Collection entries:
________
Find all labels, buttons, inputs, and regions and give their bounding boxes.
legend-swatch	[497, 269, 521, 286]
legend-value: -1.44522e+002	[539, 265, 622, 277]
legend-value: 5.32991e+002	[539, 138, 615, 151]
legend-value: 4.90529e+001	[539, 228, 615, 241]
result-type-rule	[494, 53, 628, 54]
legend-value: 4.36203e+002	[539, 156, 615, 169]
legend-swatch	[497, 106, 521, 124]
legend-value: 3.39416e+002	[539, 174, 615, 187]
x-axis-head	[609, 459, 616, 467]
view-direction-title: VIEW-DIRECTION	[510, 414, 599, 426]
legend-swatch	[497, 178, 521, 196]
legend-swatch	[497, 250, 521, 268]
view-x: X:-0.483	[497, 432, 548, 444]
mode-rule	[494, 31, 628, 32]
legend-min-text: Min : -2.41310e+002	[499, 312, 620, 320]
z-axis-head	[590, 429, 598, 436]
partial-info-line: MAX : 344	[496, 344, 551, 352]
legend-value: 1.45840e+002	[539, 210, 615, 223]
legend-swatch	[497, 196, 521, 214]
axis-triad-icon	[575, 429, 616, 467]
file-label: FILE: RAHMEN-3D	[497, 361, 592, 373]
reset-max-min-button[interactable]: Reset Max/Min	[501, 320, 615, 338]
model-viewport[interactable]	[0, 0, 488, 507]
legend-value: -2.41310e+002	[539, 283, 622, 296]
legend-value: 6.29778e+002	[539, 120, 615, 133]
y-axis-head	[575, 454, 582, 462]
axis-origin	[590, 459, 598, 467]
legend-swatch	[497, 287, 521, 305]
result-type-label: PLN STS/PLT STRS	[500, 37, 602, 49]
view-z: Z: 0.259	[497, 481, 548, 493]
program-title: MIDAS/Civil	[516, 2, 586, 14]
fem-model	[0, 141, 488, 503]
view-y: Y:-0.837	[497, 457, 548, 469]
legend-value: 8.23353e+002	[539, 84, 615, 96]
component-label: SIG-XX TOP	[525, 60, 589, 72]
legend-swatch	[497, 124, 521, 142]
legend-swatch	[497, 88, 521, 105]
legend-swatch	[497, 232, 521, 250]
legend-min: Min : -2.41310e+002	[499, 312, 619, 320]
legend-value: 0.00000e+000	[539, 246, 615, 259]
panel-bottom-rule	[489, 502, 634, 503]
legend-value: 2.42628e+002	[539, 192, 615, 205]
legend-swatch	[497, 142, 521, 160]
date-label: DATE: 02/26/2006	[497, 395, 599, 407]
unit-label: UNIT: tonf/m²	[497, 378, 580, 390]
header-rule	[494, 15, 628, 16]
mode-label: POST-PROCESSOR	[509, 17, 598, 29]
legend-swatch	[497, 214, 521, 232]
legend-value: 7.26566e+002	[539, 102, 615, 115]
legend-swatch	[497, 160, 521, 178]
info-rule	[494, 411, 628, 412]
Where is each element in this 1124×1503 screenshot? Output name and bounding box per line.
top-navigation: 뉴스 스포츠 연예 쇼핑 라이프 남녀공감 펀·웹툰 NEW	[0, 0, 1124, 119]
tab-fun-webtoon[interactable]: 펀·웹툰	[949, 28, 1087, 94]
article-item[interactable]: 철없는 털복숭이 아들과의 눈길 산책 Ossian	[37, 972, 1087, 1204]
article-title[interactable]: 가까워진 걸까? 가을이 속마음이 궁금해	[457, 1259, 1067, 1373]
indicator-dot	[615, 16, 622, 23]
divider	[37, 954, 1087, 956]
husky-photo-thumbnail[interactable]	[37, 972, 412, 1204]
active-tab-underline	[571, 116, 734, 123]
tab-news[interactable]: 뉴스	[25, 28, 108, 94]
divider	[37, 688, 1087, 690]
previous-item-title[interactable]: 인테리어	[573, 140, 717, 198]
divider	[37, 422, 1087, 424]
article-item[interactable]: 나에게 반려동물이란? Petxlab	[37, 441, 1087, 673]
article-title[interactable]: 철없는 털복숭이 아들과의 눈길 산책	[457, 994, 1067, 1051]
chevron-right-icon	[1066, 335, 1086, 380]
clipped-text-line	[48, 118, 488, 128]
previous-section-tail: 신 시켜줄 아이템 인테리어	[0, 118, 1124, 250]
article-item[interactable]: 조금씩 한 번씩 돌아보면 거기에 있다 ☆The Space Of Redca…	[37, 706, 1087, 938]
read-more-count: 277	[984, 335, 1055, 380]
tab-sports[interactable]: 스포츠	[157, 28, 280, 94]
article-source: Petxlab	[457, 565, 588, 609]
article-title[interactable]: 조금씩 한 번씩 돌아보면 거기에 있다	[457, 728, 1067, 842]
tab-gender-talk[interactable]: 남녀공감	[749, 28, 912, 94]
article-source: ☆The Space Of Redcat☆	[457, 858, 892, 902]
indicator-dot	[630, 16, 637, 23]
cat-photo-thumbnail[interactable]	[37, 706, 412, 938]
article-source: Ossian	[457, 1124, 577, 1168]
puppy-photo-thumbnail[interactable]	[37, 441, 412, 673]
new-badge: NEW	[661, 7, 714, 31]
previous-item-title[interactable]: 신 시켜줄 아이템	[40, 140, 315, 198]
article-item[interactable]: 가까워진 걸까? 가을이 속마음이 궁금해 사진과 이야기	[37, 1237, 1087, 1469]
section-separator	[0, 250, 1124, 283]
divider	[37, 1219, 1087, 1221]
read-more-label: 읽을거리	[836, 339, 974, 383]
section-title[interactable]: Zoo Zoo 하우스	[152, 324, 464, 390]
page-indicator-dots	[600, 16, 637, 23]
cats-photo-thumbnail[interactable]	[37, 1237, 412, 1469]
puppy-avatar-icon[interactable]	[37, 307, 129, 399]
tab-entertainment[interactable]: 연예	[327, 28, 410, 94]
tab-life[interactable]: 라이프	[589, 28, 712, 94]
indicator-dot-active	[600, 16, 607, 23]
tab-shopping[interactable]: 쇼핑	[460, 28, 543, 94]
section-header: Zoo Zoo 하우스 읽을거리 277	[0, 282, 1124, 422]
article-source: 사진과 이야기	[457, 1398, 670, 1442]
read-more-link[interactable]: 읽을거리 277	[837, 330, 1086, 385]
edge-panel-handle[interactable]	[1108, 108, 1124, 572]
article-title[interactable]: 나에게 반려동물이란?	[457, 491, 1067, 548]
________
__What the task asks__:
Return the items unchanged, from the first line through the line containing "287, 521, 305]".

__Answer below__:
Find all labels, buttons, inputs, and regions and give their bounding boxes.
legend-swatch	[497, 269, 521, 286]
legend-value: -1.44522e+002	[539, 265, 622, 277]
legend-value: 5.32991e+002	[539, 138, 615, 151]
legend-value: 4.90529e+001	[539, 228, 615, 241]
result-type-rule	[494, 53, 628, 54]
legend-value: 4.36203e+002	[539, 156, 615, 169]
legend-swatch	[497, 106, 521, 124]
legend-value: 3.39416e+002	[539, 174, 615, 187]
x-axis-head	[609, 459, 616, 467]
view-direction-title: VIEW-DIRECTION	[510, 414, 599, 426]
legend-swatch	[497, 178, 521, 196]
legend-swatch	[497, 250, 521, 268]
view-x: X:-0.483	[497, 432, 548, 444]
mode-rule	[494, 31, 628, 32]
legend-min-text: Min : -2.41310e+002	[499, 312, 620, 320]
z-axis-head	[590, 429, 598, 436]
partial-info-line: MAX : 344	[496, 344, 551, 352]
legend-value: 1.45840e+002	[539, 210, 615, 223]
legend-swatch	[497, 196, 521, 214]
axis-triad-icon	[575, 429, 616, 467]
file-label: FILE: RAHMEN-3D	[497, 361, 592, 373]
reset-max-min-button[interactable]: Reset Max/Min	[501, 320, 615, 338]
model-viewport[interactable]	[0, 0, 488, 507]
legend-value: -2.41310e+002	[539, 283, 622, 296]
legend-value: 6.29778e+002	[539, 120, 615, 133]
y-axis-head	[575, 454, 582, 462]
axis-origin	[590, 459, 598, 467]
legend-swatch	[497, 287, 521, 305]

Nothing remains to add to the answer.